Compromisso com a ética
Enquanto se multiplicam, códigos de conduta enfrentam o desafio de acertar no tom e entrar na vida corporativa

Desde muito cedo, é fácil notar que a vida em sociedade se equilibra em uma série de leis e que percorremos uma via de mão dupla, de deveres e direitos.

Esses mesmos direitos foram pensados com o auxílio de um elemento antiqüíssimo e fundamental da filosofia: a Ética — responsável por investigar os princípios que distorcem, disciplinam e orientam o comportamento humano.

Essa palavra de origem grega, cuja raiz remete a caráter, é a estrela do mundo corporativo. Qualquer discurso, palestra ou comunicado oficial estaria incompleto sem uma menção, por menor que seja, a essa palavrinha de apenas cinco letras. Nas empresas de capital aberto, ter um código de ética e estampá-lo na página principal do site de Relações com Investidores tornou-se um quesito de boas práticas. Levantamento realizado pela Capital Aberto no final de agosto mostrava que, dentre as 50 companhias mais líquidas da Bovespa, apenas 13 (26%) não tinham o código em destaque no site.

Mas o que é um comportamento ético? Não dá para ignorar que essa é uma questão de natureza profundamente filosófica. Para simplificar, podemos dizer que, basicamente, uma pessoa ética é moral, honesta e se distingue pelo bom caráter. E que o comportamento ético poderia ser definido como aquilo que esperamos das pessoas com as quais nos relacionamos na experiência cotidiana.

INSTRUÇÃO
Reproduza na íntegra, sem alterar nada, o texto acima sobre os códigos de ética nas empresas.

LINHAS DE DADOS

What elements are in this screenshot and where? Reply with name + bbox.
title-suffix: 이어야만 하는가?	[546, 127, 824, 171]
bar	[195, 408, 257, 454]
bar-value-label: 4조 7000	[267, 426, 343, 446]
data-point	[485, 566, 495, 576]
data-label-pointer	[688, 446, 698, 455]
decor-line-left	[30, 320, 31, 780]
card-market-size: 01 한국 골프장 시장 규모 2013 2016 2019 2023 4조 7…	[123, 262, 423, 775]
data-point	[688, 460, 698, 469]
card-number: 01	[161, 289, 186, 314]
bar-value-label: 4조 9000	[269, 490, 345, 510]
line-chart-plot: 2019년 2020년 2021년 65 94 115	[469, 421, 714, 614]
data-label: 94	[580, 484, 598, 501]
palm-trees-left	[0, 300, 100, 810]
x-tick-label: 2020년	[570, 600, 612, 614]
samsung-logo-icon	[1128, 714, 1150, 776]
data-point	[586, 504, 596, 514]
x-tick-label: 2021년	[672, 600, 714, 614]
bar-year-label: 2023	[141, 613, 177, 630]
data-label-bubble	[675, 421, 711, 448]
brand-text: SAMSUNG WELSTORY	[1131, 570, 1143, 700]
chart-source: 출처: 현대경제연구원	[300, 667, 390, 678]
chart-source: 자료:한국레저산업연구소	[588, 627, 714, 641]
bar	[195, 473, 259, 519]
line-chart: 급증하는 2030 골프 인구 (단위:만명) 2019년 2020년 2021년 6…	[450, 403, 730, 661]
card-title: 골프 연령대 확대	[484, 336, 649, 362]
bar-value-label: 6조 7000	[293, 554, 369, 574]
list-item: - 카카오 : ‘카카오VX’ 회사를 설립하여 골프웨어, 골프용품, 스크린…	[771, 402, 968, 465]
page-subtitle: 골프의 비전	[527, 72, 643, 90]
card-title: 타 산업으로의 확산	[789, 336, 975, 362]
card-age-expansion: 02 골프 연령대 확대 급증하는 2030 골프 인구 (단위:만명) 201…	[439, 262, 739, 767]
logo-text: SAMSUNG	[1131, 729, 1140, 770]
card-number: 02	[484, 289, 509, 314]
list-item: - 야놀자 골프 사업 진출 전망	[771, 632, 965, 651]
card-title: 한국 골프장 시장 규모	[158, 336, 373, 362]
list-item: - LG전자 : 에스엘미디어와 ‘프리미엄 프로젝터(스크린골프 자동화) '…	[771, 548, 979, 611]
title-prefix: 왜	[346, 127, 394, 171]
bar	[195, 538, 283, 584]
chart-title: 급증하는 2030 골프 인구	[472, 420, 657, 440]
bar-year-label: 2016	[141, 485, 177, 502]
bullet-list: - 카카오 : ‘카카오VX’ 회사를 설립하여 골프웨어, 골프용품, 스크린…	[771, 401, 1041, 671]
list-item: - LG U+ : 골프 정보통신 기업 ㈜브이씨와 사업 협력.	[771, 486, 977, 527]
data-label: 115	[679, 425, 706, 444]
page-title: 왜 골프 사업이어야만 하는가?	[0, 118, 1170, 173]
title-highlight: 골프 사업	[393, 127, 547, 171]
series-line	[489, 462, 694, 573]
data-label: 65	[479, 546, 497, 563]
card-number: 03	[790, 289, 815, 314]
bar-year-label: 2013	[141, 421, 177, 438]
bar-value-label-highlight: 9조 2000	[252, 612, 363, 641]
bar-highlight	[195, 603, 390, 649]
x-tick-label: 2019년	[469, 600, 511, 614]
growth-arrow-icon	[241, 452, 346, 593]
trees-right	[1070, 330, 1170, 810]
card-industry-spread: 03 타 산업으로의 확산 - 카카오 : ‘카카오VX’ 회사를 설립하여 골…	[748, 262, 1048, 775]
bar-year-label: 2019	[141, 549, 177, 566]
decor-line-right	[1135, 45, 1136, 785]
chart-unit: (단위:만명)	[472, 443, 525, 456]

RESULTADO
Compromisso com a ética
Enquanto se multiplicam, códigos de conduta enfrentam o desafio de acertar no tom e entrar na vida corporativa

Desde muito cedo, é fácil notar que a vida em sociedade se equilibra em uma série de leis e que percorremos uma via de mão dupla, de deveres e direitos.

Esses mesmos direitos foram pensados com o auxílio de um elemento antiqüíssimo e fundamental da filosofia: a Ética — responsável por investigar os princípios que distorcem, disciplinam e orientam o comportamento humano.

Essa palavra de origem grega, cuja raiz remete a caráter, é a estrela do mundo corporativo. Qualquer discurso, palestra ou comunicado oficial estaria incompleto sem uma menção, por menor que seja, a essa palavrinha de apenas cinco letras. Nas empresas de capital aberto, ter um código de ética e estampá-lo na página principal do site de Relações com Investidores tornou-se um quesito de boas práticas. Levantamento realizado pela Capital Aberto no final de agosto mostrava que, dentre as 50 companhias mais líquidas da Bovespa, apenas 13 (26%) não tinham o código em destaque no site.

Mas o que é um comportamento ético? Não dá para ignorar que essa é uma questão de natureza profundamente filosófica. Para simplificar, podemos dizer que, basicamente, uma pessoa ética é moral, honesta e se distingue pelo bom caráter. E que o comportamento ético poderia ser definido como aquilo que esperamos das pessoas com as quais nos relacionamos na experiência cotidiana.